Self hosted CI

Why

Don’t you enjoy how everything is for free these days? You host your code for free, you get a free CI with computing resources for free. And you don’t even need an IDE or a workstation. Everybody loves free things. But as someone said, “if you don’t pay for the product, you are the product”. Is that really true in every case? I don’t know. What I do know though, is that it happened in the past, that we became too used to free services and then one day everything changed and we had to look for alternatives. And alternatives we found, that’s true. But we have to learn our lesson. We need to be prepared or even better, not fall in, what I call, the “convenience trap” at all.

What

Drop convenience you said Dimitris? What do you suggest? That we start hosting everything ourselves?

No my dear friend, that’s not what I’m suggesting. Thankfully, there are less suspicious free services that we can use as long as we are ready to make some changes.

What I found is that for some of the most popular services that people use nowadays, there is a free/opensource/non-profit alternative that could be used. But sometimes, it misses some features, or it’s simply different from what people are used to. Some examples:

and the list goes on…

This post is about the solution I found for one of the missing features while trying to switch from Github to Codeberg. And that feature is CI (GitHub offers Github Actions for free [1]).

How

CI is a very special kind of a service. It:

  • is needed in almost every project (you do write tests, right?)
  • sometimes needs lots of resources
  • has to be publicly available (to see test results)
  • has to integrate with the Code hosting service (Github, Codeberg etc)

yet it:

  • is idling for a large portion of the time
  • doesn’t need to store information for too long (old build logs quickly become irrelevant)
  • has configuration usually stored next to the code, at least the important parts (e.g. pipelines)

• Data shown:
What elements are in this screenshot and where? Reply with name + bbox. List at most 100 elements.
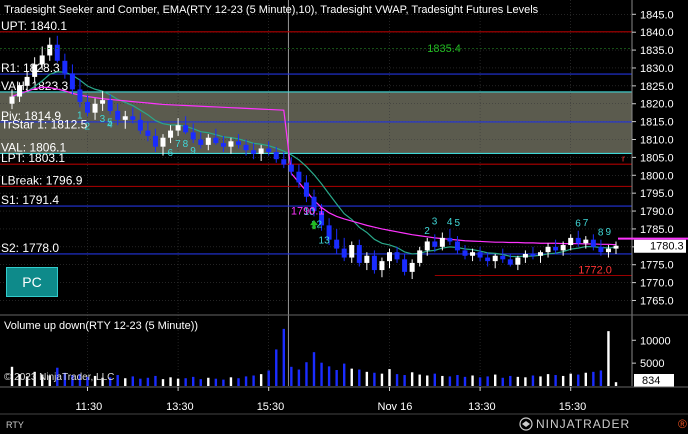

• To-do list:
(A) The post on self-hosted CI lists what CI needs right after the words "CI is a very special kind of a service. It:". Give all of those points.
(B) Carry on the post on self-hosted CI after its final point about configuration being stored next to the code.

• Results:
(A)
- It is needed in almost every project.
- It sometimes needs lots of resources.
- It has to be publicly available, so test results can be seen.
- It has to integrate with the code hosting service, such as GitHub or Codeberg.

(B)
So let’s say you have 10 or 100 projects, which all have tests and have CI needs. But you don’t work on all of them all the time. Even if you were willing to go into the trouble of setting up your own CI server, would you keep it running all the time just for those weekends when you find time to work on that Arduino powered lunar rover you are working on? Cloud resources are expensive. Local resources on the other hand are not.

Here is my suggestion. What if you could host the CI on your own machine, yet make it available online whenever it’s needed with minimum cost? I created a repository that will help you do exactly that:

https://codeberg.org/dkarakasilis/self-hosted-ci

In a nutshell, this is how it works:

  • You get yourself the smallest public machine possible. I chose the smallest Digital Ocean droplet for 4 dollars per month but you can choose something else, as long as it has a public IP address and you have SSH access to it.
  • You point your desired domain to that machine. In other words you create an A record on your nameserver, pointing your domain to the IP address of the above machine.
  • You start a Kubernetes cluster anywhere you like. I just run k3d cluster create myci but there is a really large number of options [2].
  • You deploy cert-manager using helm (this is needed in order to have a properly signed letsencrypt certificate for the CI server).
  • You use my helm chart to deploy Woodpecker CI and the nginx-ssh-proxy component.

Done!

Probably the part that may not be completely clear is the nginx-ssh-proxy. This is just a Kubernetes Deployment that does 2 things:

  • creates an SSH tunnel to the public machine to forward ports 80 and 443 to the Pod’s local ports 80 and 443
  • runs an nginx reverse proxy that forwards the ports 80 and 443 to the same ports of the Traefik Ingress controller, running on the cluster

In other words, any request reaching ports 80/443 of the public machine, will eventually hit the traefik ingress controller, thus all ingresses on the cluster will work as if we had made the cluster publicly available.

The benefits:

  • We don’t need to have the whole cluster hosted on the cloud (less costly)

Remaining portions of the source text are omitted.